=== GOAL ===
Pictures stay out of the copy; set down each line of the listing below exactly.

* Start STORED ROWS *

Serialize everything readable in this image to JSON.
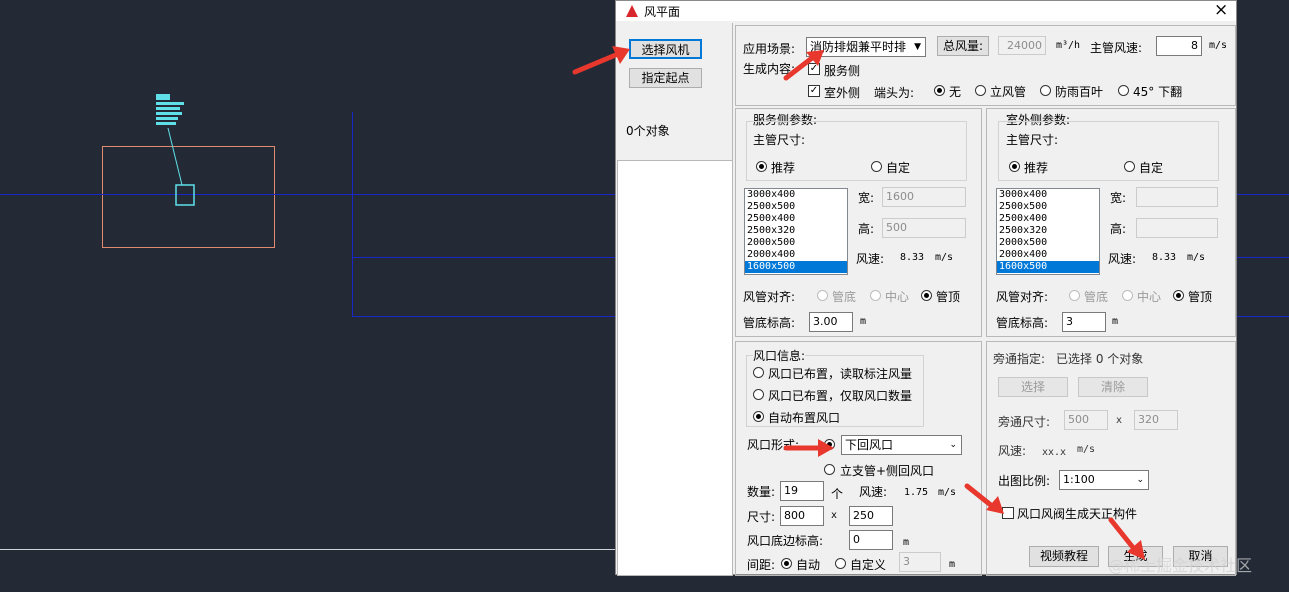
{
  "dialog": {
    "title": "风平面",
    "close": "×"
  },
  "left": {
    "select_fan": "选择风机",
    "set_start": "指定起点",
    "count": "0个对象"
  },
  "top": {
    "scene_label": "应用场景:",
    "scene_value": "消防排烟兼平时排",
    "total_air_btn": "总风量:",
    "total_air_value": "24000",
    "total_air_unit": "m³/h",
    "main_speed_label": "主管风速:",
    "main_speed_value": "8",
    "main_speed_unit": "m/s",
    "gen_label": "生成内容:",
    "service_side": "服务侧",
    "outdoor_side": "室外侧",
    "end_label": "端头为:",
    "end_options": [
      "无",
      "立风管",
      "防雨百叶",
      "45° 下翻"
    ]
  },
  "service": {
    "title": "服务侧参数:",
    "main_size": "主管尺寸:",
    "recommend": "推荐",
    "custom": "自定",
    "sizes": [
      "3000x400",
      "2500x500",
      "2500x400",
      "2500x320",
      "2000x500",
      "2000x400",
      "1600x500"
    ],
    "width_label": "宽:",
    "width_value": "1600",
    "height_label": "高:",
    "height_value": "500",
    "speed_label": "风速:",
    "speed_value": "8.33",
    "speed_unit": "m/s",
    "align_label": "风管对齐:",
    "align_options": [
      "管底",
      "中心",
      "管顶"
    ],
    "elev_label": "管底标高:",
    "elev_value": "3.00",
    "elev_unit": "m"
  },
  "outdoor": {
    "title": "室外侧参数:",
    "main_size": "主管尺寸:",
    "recommend": "推荐",
    "custom": "自定",
    "sizes": [
      "3000x400",
      "2500x500",
      "2500x400",
      "2500x320",
      "2000x500",
      "2000x400",
      "1600x500"
    ],
    "width_label": "宽:",
    "height_label": "高:",
    "speed_label": "风速:",
    "speed_value": "8.33",
    "speed_unit": "m/s",
    "align_label": "风管对齐:",
    "align_options": [
      "管底",
      "中心",
      "管顶"
    ],
    "elev_label": "管底标高:",
    "elev_value": "3",
    "elev_unit": "m"
  },
  "outlet": {
    "title": "风口信息:",
    "opt1": "风口已布置，读取标注风量",
    "opt2": "风口已布置，仅取风口数量",
    "opt3": "自动布置风口",
    "form_label": "风口形式:",
    "form_value": "下回风口",
    "form_alt": "立支管+侧回风口",
    "qty_label": "数量:",
    "qty_value": "19",
    "qty_unit": "个",
    "speed_label": "风速:",
    "speed_value": "1.75",
    "speed_unit": "m/s",
    "size_label": "尺寸:",
    "size_w": "800",
    "size_x": "x",
    "size_h": "250",
    "bottom_label": "风口底边标高:",
    "bottom_value": "0",
    "bottom_unit": "m",
    "spacing_label": "间距:",
    "spacing_auto": "自动",
    "spacing_custom": "自定义",
    "spacing_value": "3",
    "spacing_unit": "m"
  },
  "bypass": {
    "label": "旁通指定:",
    "status": "已选择 0 个对象",
    "select_btn": "选择",
    "clear_btn": "清除",
    "size_label": "旁通尺寸:",
    "size_w": "500",
    "size_x": "x",
    "size_h": "320",
    "speed_label": "风速:",
    "speed_value": "xx.x",
    "speed_unit": "m/s",
    "scale_label": "出图比例:",
    "scale_value": "1:100",
    "valve_label": "风口风阀生成天正构件"
  },
  "footer": {
    "video": "视频教程",
    "generate": "生成",
    "cancel": "取消",
    "watermark": "@稀土掘金技术社区"
  },
  "colors": {
    "canvas_bg": "#232a36",
    "cad_blue": "#1a27c8",
    "cad_cyan": "#5fe0e8",
    "rect_orange": "#e08a70",
    "annotation_red": "#e8372d",
    "list_selected": "#0078d7"
  }
}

* End STORED ROWS *

=== ANSWER IN FULL ===
Serialize everything readable in this image to JSON.
{
  "dialog": {
    "title": "风平面",
    "close": "×"
  },
  "left": {
    "select_fan": "选择风机",
    "set_start": "指定起点",
    "count": "0个对象"
  },
  "top": {
    "scene_label": "应用场景:",
    "scene_value": "消防排烟兼平时排",
    "total_air_btn": "总风量:",
    "total_air_value": "24000",
    "total_air_unit": "m³/h",
    "main_speed_label": "主管风速:",
    "main_speed_value": "8",
    "main_speed_unit": "m/s",
    "gen_label": "生成内容:",
    "service_side": "服务侧",
    "outdoor_side": "室外侧",
    "end_label": "端头为:",
    "end_options": [
      "无",
      "立风管",
      "防雨百叶",
      "45° 下翻"
    ]
  },
  "service": {
    "title": "服务侧参数:",
    "main_size": "主管尺寸:",
    "recommend": "推荐",
    "custom": "自定",
    "sizes": [
      "3000x400",
      "2500x500",
      "2500x400",
      "2500x320",
      "2000x500",
      "2000x400",
      "1600x500"
    ],
    "width_label": "宽:",
    "width_value": "1600",
    "height_label": "高:",
    "height_value": "500",
    "speed_label": "风速:",
    "speed_value": "8.33",
    "speed_unit": "m/s",
    "align_label": "风管对齐:",
    "align_options": [
      "管底",
      "中心",
      "管顶"
    ],
    "elev_label": "管底标高:",
    "elev_value": "3.00",
    "elev_unit": "m"
  },
  "outdoor": {
    "title": "室外侧参数:",
    "main_size": "主管尺寸:",
    "recommend": "推荐",
    "custom": "自定",
    "sizes": [
      "3000x400",
      "2500x500",
      "2500x400",
      "2500x320",
      "2000x500",
      "2000x400",
      "1600x500"
    ],
    "width_label": "宽:",
    "height_label": "高:",
    "speed_label": "风速:",
    "speed_value": "8.33",
    "speed_unit": "m/s",
    "align_label": "风管对齐:",
    "align_options": [
      "管底",
      "中心",
      "管顶"
    ],
    "elev_label": "管底标高:",
    "elev_value": "3",
    "elev_unit": "m"
  },
  "outlet": {
    "title": "风口信息:",
    "opt1": "风口已布置，读取标注风量",
    "opt2": "风口已布置，仅取风口数量",
    "opt3": "自动布置风口",
    "form_label": "风口形式:",
    "form_value": "下回风口",
    "form_alt": "立支管+侧回风口",
    "qty_label": "数量:",
    "qty_value": "19",
    "qty_unit": "个",
    "speed_label": "风速:",
    "speed_value": "1.75",
    "speed_unit": "m/s",
    "size_label": "尺寸:",
    "size_w": "800",
    "size_x": "x",
    "size_h": "250",
    "bottom_label": "风口底边标高:",
    "bottom_value": "0",
    "bottom_unit": "m",
    "spacing_label": "间距:",
    "spacing_auto": "自动",
    "spacing_custom": "自定义",
    "spacing_value": "3",
    "spacing_unit": "m"
  },
  "bypass": {
    "label": "旁通指定:",
    "status": "已选择 0 个对象",
    "select_btn": "选择",
    "clear_btn": "清除",
    "size_label": "旁通尺寸:",
    "size_w": "500",
    "size_x": "x",
    "size_h": "320",
    "speed_label": "风速:",
    "speed_value": "xx.x",
    "speed_unit": "m/s",
    "scale_label": "出图比例:",
    "scale_value": "1:100",
    "valve_label": "风口风阀生成天正构件"
  },
  "footer": {
    "video": "视频教程",
    "generate": "生成",
    "cancel": "取消",
    "watermark": "@稀土掘金技术社区"
  },
  "colors": {
    "canvas_bg": "#232a36",
    "cad_blue": "#1a27c8",
    "cad_cyan": "#5fe0e8",
    "rect_orange": "#e08a70",
    "annotation_red": "#e8372d",
    "list_selected": "#0078d7"
  }
}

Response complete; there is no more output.